## GOAL OF THE EXERCISE:
Work out how many lines hold the string "Apeldoorn". The answer is a single number, nothing more.

## RECORD EXCERPTS:
━━━━━━━━━━━━━━━━━━━━

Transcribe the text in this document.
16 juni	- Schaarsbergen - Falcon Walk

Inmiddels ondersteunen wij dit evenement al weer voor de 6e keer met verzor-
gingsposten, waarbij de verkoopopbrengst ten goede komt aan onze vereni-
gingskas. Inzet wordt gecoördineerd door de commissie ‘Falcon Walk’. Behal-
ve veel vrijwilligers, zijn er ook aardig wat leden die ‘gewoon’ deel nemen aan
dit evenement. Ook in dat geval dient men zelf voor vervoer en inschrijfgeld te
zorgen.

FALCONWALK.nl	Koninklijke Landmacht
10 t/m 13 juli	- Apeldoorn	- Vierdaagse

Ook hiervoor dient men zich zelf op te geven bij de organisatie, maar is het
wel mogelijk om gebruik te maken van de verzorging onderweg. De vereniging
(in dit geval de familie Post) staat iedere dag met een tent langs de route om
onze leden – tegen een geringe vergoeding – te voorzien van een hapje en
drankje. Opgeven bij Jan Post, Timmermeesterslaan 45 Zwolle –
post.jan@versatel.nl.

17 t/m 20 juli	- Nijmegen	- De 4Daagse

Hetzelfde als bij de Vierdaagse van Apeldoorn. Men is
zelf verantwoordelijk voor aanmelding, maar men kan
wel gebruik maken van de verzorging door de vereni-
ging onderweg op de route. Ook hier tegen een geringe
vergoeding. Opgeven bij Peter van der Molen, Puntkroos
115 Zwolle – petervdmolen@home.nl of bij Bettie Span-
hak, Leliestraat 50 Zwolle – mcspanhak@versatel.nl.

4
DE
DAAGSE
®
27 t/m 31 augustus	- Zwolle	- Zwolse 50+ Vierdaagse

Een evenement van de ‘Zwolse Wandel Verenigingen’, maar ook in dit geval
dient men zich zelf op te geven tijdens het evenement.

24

━━━━━━━━━━━━━━━━━━━━

## FINAL RESULT:
2